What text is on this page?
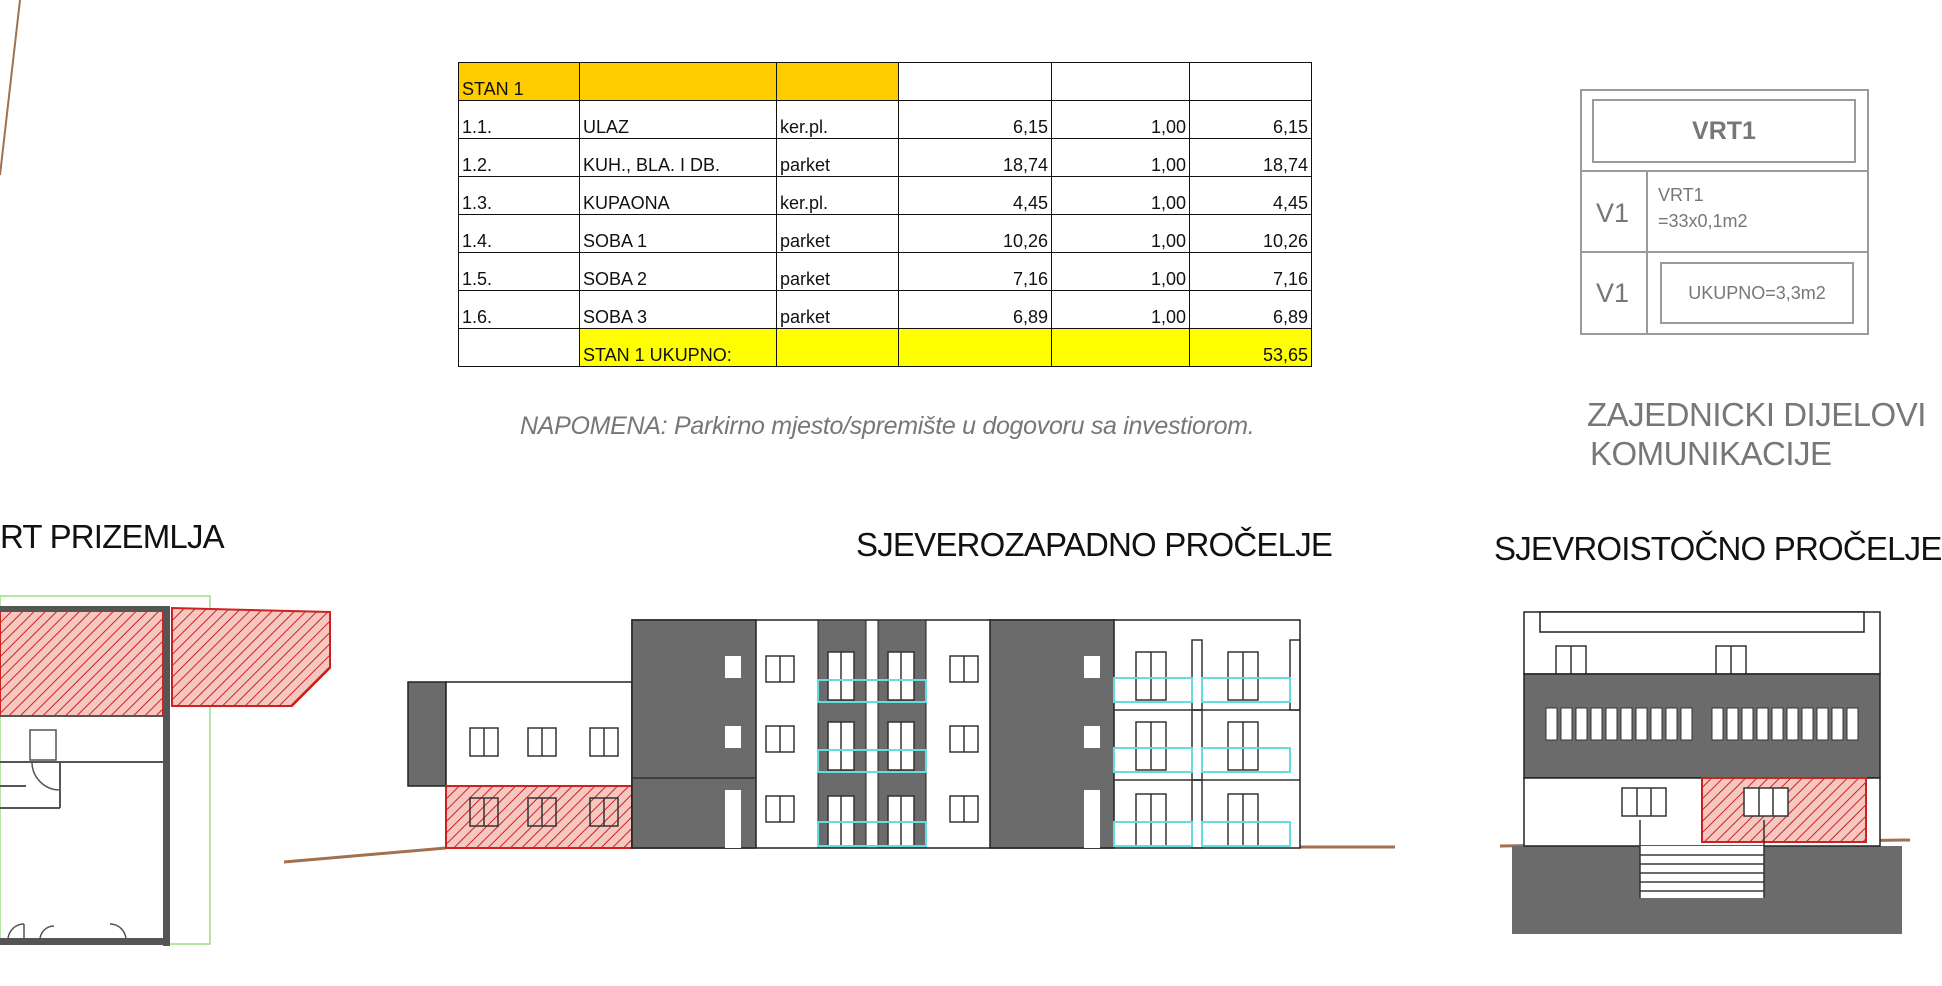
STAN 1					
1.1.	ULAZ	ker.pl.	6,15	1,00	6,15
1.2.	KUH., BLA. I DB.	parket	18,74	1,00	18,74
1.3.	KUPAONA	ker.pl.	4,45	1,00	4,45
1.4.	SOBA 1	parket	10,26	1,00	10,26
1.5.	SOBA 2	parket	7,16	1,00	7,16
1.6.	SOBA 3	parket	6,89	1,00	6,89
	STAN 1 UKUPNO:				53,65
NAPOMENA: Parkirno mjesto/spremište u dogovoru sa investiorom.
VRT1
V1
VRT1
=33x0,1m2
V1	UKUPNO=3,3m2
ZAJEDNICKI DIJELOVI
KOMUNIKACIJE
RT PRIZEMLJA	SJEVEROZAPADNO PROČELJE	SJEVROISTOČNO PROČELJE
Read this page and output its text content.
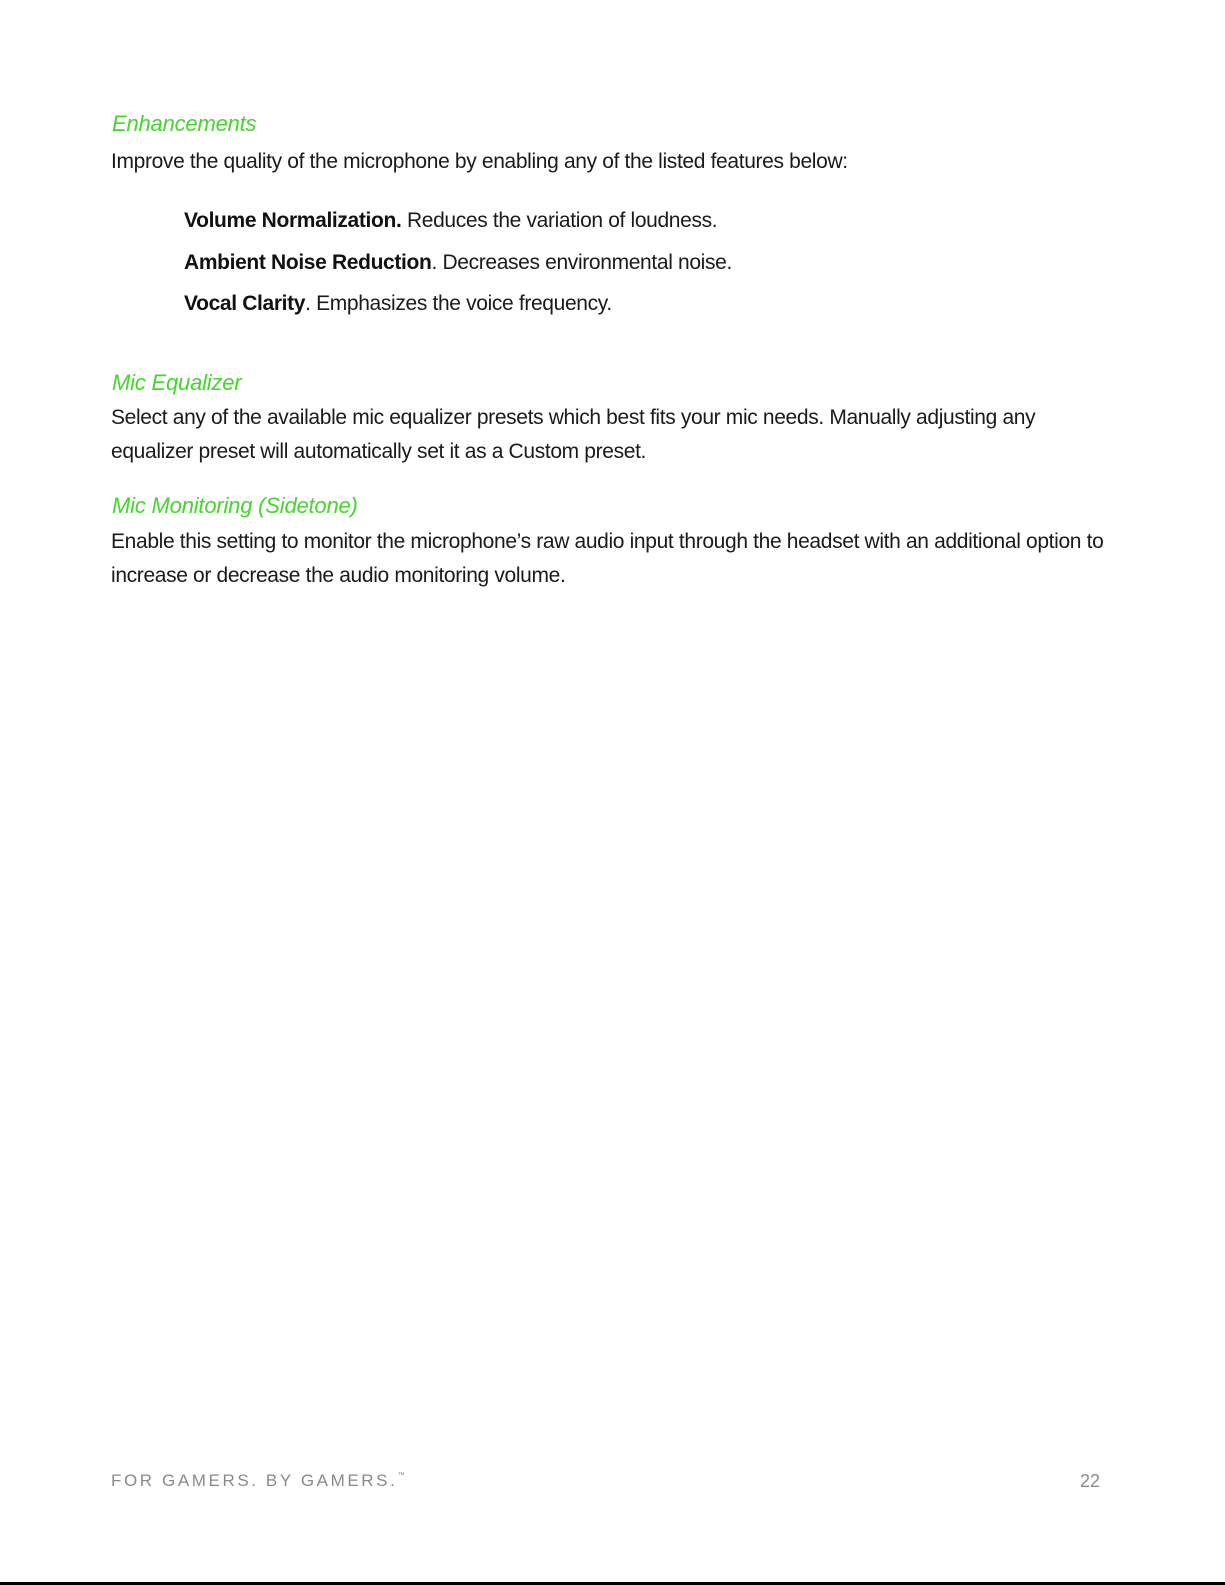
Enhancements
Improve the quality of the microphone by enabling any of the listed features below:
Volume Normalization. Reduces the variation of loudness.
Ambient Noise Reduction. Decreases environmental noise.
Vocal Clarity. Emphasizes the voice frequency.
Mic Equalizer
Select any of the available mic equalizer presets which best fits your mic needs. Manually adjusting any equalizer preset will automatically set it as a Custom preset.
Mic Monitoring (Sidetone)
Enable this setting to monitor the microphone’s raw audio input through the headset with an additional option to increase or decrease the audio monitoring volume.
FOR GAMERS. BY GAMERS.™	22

● ● ● ● ● ● ●

Do this: All of the data needs repeating exactly, but the pictures do not.

Reply:
What text is on this page?
STAN 1					
1.1.	ULAZ	ker.pl.	6,15	1,00	6,15
1.2.	KUH., BLA. I DB.	parket	18,74	1,00	18,74
1.3.	KUPAONA	ker.pl.	4,45	1,00	4,45
1.4.	SOBA 1	parket	10,26	1,00	10,26
1.5.	SOBA 2	parket	7,16	1,00	7,16
1.6.	SOBA 3	parket	6,89	1,00	6,89
	STAN 1 UKUPNO:				53,65
NAPOMENA: Parkirno mjesto/spremište u dogovoru sa investiorom.
VRT1
V1
VRT1
=33x0,1m2
V1	UKUPNO=3,3m2
ZAJEDNICKI DIJELOVI
KOMUNIKACIJE
RT PRIZEMLJA	SJEVEROZAPADNO PROČELJE	SJEVROISTOČNO PROČELJE
Read this page and output its text content.
Enhancements
Improve the quality of the microphone by enabling any of the listed features below:
Volume Normalization. Reduces the variation of loudness.
Ambient Noise Reduction. Decreases environmental noise.
Vocal Clarity. Emphasizes the voice frequency.
Mic Equalizer
Select any of the available mic equalizer presets which best fits your mic needs. Manually adjusting any equalizer preset will automatically set it as a Custom preset.
Mic Monitoring (Sidetone)
Enable this setting to monitor the microphone’s raw audio input through the headset with an additional option to increase or decrease the audio monitoring volume.
FOR GAMERS. BY GAMERS.™	22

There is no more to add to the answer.